Exercise instructions ->
Scan the material below for the string "directory", and copy every line where it shows up.

Source data ->
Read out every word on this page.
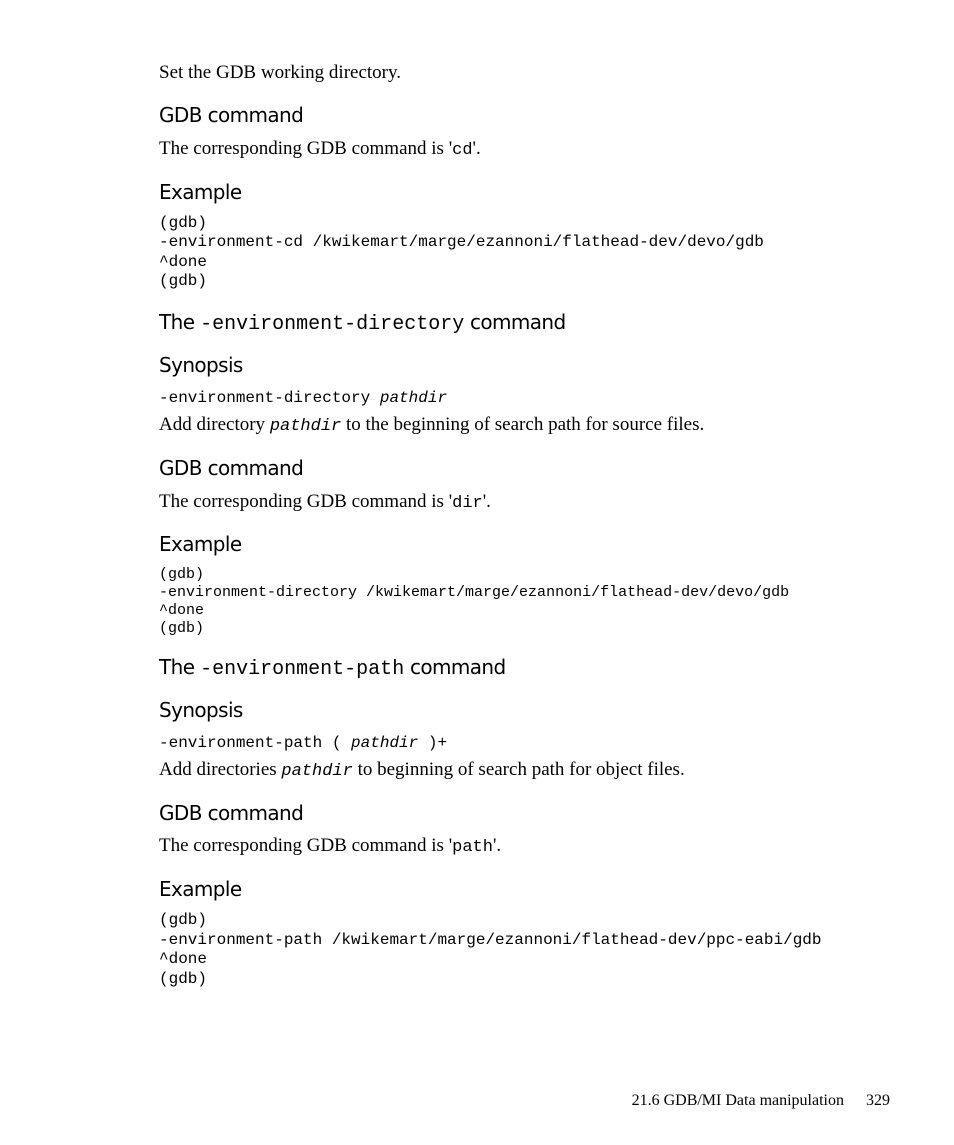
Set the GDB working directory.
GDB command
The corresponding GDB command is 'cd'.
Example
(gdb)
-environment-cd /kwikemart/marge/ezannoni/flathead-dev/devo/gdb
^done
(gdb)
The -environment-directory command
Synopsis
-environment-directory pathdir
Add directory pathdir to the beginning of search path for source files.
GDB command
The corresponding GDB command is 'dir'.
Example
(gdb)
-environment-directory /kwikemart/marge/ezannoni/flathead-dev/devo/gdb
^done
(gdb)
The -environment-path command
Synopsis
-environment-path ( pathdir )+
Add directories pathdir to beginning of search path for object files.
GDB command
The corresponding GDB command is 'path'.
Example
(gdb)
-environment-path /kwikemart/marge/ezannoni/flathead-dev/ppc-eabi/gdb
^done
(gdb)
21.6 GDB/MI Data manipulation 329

Solution ->
Set the GDB working directory.
The -environment-directory command
-environment-directory pathdir
Add directory pathdir to the beginning of search path for source files.
-environment-directory /kwikemart/marge/ezannoni/flathead-dev/devo/gdb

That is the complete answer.